Directive:
Locate the lines where "github" occurs and copy them as they stand.

--- Material to process ---

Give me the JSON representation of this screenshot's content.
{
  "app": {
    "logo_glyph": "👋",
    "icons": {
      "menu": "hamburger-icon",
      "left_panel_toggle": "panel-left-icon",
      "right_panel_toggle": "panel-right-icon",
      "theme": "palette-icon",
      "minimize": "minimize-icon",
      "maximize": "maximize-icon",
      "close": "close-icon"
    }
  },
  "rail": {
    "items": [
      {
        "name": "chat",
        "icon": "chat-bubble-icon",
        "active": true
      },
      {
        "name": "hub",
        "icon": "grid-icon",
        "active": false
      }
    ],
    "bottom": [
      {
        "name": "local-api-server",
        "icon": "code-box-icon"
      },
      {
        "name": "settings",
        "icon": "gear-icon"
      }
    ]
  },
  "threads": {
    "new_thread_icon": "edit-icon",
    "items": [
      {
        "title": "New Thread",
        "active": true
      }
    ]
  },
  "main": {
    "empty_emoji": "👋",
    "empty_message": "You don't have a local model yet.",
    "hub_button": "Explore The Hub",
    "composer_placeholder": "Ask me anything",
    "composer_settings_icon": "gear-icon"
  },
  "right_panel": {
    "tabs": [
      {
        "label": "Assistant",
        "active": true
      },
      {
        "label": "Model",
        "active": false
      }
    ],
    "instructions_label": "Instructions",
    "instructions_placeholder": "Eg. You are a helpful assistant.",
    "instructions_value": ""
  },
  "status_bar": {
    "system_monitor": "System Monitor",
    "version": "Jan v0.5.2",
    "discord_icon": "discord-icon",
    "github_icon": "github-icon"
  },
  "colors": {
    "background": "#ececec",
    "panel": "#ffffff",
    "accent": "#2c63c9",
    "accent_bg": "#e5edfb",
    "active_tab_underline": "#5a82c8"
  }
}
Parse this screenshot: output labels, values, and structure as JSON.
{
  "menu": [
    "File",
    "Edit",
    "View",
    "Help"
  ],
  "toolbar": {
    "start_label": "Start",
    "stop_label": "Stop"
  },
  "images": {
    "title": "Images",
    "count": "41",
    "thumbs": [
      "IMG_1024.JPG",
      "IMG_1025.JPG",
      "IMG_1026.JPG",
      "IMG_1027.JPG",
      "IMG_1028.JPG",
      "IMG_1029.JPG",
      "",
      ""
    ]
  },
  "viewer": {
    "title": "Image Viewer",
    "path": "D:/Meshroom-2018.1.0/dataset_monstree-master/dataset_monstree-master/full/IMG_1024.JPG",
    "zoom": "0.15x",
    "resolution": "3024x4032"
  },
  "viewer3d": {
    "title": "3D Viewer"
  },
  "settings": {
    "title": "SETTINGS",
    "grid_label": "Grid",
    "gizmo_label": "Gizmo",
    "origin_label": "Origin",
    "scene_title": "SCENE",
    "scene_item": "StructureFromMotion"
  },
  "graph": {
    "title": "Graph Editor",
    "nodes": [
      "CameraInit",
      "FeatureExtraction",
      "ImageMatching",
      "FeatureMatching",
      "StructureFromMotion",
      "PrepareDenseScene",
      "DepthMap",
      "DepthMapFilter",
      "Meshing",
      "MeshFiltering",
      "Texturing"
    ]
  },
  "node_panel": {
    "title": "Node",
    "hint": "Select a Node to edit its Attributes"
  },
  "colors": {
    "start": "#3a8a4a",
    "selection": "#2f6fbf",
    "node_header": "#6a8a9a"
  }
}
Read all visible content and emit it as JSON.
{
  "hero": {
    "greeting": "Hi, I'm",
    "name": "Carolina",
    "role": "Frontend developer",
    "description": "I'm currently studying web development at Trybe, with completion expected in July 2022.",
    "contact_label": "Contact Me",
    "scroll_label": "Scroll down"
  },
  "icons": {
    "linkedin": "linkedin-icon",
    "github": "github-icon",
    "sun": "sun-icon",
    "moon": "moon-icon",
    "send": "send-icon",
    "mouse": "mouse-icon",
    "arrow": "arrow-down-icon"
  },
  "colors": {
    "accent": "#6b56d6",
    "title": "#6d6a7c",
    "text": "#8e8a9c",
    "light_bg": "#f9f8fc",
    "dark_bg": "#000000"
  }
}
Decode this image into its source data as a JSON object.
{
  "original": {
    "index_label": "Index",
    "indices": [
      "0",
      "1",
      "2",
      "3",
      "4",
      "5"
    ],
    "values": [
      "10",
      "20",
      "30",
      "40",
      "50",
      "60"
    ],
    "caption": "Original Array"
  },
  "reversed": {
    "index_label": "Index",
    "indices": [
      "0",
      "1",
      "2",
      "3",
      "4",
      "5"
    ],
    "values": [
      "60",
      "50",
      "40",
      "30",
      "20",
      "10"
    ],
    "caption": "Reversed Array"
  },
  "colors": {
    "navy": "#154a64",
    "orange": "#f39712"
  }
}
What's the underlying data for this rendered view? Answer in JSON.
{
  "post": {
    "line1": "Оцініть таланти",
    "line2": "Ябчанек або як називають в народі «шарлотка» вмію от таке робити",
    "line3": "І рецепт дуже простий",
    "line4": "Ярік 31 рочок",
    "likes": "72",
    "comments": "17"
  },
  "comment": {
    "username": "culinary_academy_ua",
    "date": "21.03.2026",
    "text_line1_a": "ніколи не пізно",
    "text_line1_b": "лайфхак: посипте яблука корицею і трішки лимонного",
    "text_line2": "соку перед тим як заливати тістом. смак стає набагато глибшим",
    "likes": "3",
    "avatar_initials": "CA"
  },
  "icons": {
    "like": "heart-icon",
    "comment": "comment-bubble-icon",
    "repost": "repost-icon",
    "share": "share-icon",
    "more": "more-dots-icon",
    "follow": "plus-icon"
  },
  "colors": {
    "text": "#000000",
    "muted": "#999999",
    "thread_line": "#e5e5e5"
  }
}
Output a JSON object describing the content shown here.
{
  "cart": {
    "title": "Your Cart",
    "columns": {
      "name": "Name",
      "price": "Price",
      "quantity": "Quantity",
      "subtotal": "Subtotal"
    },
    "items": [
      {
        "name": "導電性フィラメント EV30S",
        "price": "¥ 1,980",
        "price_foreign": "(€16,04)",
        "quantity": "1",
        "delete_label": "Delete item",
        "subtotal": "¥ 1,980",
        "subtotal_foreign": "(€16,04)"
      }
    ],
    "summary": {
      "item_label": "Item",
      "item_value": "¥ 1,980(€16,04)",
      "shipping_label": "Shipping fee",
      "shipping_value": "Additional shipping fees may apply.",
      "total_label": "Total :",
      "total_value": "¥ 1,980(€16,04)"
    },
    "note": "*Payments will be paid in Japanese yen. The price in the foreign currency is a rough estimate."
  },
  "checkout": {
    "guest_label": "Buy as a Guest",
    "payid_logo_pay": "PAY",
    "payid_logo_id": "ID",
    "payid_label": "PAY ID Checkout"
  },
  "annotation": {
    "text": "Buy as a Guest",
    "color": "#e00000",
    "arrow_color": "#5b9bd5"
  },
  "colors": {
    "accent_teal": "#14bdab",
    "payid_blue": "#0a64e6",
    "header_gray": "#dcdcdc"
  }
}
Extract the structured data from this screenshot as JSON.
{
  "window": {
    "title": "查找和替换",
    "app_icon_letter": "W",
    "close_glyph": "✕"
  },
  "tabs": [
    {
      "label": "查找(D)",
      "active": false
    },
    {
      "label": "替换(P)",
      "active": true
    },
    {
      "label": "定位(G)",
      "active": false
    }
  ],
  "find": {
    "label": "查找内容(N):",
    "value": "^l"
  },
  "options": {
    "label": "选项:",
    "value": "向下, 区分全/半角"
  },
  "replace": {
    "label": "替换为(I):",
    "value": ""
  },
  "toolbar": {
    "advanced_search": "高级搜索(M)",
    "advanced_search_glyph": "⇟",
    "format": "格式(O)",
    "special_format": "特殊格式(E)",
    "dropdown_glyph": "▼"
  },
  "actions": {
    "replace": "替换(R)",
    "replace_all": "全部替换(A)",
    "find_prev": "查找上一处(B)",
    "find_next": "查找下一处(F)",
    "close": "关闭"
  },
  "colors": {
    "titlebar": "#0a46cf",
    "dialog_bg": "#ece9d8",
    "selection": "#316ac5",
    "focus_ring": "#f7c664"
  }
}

---

Task answer:
    "github_icon": "github-icon"
    "github": "github-icon",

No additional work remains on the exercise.